Dataset rows about figures
[Start]

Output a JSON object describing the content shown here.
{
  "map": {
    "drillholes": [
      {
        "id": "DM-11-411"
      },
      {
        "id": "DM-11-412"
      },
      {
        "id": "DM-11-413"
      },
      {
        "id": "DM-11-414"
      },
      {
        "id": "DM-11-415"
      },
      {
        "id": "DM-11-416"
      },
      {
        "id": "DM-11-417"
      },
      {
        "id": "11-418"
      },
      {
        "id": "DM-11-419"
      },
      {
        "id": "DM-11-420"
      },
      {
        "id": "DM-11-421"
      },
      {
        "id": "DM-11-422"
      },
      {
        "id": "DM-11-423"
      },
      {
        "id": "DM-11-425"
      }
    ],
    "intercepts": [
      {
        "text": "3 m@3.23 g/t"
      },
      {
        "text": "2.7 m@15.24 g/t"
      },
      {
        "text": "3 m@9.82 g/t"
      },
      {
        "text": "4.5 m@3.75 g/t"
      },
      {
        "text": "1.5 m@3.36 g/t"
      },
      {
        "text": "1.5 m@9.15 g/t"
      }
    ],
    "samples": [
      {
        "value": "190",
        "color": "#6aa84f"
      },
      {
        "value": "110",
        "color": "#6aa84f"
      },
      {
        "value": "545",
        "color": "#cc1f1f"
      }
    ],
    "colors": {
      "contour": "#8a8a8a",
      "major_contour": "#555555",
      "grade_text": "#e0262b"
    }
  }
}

[End]

Brief:
Print the material once more, exactly.

Finished exercise:
Output a JSON object describing the content shown here.
{
  "map": {
    "drillholes": [
      {
        "id": "DM-11-411"
      },
      {
        "id": "DM-11-412"
      },
      {
        "id": "DM-11-413"
      },
      {
        "id": "DM-11-414"
      },
      {
        "id": "DM-11-415"
      },
      {
        "id": "DM-11-416"
      },
      {
        "id": "DM-11-417"
      },
      {
        "id": "11-418"
      },
      {
        "id": "DM-11-419"
      },
      {
        "id": "DM-11-420"
      },
      {
        "id": "DM-11-421"
      },
      {
        "id": "DM-11-422"
      },
      {
        "id": "DM-11-423"
      },
      {
        "id": "DM-11-425"
      }
    ],
    "intercepts": [
      {
        "text": "3 m@3.23 g/t"
      },
      {
        "text": "2.7 m@15.24 g/t"
      },
      {
        "text": "3 m@9.82 g/t"
      },
      {
        "text": "4.5 m@3.75 g/t"
      },
      {
        "text": "1.5 m@3.36 g/t"
      },
      {
        "text": "1.5 m@9.15 g/t"
      }
    ],
    "samples": [
      {
        "value": "190",
        "color": "#6aa84f"
      },
      {
        "value": "110",
        "color": "#6aa84f"
      },
      {
        "value": "545",
        "color": "#cc1f1f"
      }
    ],
    "colors": {
      "contour": "#8a8a8a",
      "major_contour": "#555555",
      "grade_text": "#e0262b"
    }
  }
}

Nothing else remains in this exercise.